• **Task details**
Run through the records and, wherever a line holds the word "acid", return that line.

• **Input records**
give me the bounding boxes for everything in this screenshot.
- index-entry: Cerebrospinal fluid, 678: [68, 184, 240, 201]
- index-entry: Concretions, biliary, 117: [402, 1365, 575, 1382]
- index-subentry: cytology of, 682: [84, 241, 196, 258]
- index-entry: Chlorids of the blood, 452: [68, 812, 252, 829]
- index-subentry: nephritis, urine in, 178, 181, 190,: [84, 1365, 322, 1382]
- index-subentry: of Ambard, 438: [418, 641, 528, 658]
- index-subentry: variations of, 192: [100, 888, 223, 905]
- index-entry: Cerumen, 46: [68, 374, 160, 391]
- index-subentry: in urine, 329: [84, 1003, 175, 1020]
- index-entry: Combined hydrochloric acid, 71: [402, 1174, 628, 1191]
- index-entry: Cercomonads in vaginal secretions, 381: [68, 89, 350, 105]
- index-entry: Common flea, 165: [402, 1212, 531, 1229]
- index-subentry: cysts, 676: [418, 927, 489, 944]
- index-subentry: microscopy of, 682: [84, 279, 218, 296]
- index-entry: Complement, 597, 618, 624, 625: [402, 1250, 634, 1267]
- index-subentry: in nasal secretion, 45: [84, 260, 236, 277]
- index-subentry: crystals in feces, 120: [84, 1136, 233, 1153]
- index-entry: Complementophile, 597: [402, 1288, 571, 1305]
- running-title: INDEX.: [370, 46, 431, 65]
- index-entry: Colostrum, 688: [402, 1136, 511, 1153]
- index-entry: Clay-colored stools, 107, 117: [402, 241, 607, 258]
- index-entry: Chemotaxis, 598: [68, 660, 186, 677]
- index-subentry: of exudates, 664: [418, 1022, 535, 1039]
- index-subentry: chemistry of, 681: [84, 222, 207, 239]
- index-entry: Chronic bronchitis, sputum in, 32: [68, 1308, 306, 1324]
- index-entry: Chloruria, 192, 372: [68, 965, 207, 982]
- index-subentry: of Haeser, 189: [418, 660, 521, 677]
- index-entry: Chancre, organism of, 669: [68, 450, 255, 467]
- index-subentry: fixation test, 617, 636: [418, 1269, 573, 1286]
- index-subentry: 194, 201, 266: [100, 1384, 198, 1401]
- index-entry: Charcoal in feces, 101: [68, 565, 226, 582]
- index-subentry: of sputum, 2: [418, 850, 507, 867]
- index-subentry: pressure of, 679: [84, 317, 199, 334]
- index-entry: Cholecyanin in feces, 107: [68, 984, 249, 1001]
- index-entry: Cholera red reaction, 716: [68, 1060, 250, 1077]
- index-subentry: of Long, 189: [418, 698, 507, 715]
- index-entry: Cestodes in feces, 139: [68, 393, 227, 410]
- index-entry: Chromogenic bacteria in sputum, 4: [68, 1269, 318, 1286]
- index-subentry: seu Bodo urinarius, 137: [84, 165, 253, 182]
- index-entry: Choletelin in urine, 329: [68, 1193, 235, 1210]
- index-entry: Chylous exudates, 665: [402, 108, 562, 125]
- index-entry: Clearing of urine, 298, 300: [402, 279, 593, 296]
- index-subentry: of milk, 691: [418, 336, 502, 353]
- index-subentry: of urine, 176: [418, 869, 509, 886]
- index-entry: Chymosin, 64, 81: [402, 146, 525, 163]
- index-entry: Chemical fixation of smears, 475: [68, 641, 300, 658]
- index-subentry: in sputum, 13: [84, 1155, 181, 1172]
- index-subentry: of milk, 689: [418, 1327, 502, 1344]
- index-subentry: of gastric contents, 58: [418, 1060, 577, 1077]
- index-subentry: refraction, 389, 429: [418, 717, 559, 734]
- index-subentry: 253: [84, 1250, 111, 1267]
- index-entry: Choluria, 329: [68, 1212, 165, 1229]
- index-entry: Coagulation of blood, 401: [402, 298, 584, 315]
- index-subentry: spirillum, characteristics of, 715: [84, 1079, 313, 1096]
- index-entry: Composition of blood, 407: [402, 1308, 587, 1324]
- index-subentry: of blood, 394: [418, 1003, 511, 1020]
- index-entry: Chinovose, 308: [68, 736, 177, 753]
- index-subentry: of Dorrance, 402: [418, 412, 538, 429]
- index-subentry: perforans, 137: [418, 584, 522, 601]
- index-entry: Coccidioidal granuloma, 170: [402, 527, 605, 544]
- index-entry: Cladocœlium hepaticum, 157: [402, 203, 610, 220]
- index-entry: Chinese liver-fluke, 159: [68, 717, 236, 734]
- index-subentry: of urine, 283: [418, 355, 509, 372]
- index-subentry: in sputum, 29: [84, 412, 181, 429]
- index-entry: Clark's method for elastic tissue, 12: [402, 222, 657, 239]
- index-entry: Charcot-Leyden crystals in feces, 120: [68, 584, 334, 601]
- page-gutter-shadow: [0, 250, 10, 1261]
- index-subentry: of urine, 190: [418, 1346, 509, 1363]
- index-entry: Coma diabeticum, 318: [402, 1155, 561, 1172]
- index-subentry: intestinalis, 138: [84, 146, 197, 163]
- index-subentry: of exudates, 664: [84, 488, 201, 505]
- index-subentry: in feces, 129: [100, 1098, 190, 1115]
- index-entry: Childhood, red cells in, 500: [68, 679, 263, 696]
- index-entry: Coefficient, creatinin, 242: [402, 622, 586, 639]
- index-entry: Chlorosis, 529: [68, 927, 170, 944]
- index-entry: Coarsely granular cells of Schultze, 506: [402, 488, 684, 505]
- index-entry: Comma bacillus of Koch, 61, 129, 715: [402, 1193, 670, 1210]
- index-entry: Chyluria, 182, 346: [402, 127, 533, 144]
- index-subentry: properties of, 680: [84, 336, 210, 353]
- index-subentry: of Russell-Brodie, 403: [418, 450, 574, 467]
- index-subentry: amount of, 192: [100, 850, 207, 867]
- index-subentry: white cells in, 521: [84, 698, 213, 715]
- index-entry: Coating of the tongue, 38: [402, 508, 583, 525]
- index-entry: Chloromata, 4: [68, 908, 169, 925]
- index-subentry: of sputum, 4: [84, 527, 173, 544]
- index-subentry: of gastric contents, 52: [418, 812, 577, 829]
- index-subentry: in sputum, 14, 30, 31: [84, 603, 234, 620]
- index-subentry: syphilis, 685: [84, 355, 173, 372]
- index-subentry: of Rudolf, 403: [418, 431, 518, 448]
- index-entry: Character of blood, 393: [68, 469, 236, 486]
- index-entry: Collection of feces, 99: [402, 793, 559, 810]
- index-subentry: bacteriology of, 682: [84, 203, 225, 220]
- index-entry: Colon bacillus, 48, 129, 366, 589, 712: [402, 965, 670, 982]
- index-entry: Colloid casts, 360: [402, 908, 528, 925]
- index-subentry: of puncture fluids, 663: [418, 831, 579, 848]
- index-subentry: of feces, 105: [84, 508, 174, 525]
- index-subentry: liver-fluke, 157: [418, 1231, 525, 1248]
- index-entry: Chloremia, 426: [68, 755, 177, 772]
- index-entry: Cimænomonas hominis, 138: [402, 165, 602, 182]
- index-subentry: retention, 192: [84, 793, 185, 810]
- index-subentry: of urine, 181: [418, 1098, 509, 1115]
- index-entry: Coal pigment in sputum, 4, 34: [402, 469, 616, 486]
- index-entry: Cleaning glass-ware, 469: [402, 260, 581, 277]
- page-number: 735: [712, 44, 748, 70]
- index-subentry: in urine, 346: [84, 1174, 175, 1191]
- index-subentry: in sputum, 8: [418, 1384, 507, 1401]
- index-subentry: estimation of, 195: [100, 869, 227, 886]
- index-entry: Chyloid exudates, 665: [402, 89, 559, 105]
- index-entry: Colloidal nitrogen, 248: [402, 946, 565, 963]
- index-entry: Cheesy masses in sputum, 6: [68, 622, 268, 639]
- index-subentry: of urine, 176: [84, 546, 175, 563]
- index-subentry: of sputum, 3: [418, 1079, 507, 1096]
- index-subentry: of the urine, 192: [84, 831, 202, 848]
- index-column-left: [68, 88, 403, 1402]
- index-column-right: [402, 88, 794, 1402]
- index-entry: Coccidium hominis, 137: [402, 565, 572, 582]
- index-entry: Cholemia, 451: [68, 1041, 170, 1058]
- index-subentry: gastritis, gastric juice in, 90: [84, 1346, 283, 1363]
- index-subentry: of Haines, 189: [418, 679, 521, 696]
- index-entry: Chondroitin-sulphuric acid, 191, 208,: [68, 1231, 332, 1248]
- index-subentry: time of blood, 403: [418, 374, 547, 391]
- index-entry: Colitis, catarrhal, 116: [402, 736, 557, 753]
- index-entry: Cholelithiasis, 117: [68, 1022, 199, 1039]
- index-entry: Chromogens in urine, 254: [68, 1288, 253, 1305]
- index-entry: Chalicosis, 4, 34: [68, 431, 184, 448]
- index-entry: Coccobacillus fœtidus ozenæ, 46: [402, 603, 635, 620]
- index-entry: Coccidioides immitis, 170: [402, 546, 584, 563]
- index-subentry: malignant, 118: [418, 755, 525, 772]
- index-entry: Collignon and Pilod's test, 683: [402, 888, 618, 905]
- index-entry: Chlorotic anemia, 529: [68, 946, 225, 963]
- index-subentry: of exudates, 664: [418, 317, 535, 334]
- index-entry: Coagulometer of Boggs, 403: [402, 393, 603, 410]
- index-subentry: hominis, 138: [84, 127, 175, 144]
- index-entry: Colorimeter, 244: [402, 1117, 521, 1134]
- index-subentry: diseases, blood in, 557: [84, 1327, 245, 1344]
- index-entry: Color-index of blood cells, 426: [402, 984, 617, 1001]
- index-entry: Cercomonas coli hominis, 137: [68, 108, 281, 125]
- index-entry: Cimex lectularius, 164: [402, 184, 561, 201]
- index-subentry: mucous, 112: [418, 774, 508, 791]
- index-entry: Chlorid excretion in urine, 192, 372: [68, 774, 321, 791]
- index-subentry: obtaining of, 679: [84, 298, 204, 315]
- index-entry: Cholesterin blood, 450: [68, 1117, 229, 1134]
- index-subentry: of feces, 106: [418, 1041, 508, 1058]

• **Task answer**
- index-entry: Combined hydrochloric acid, 71: [402, 1174, 628, 1191]
- index-entry: Chondroitin-sulphuric acid, 191, 208,: [68, 1231, 332, 1248]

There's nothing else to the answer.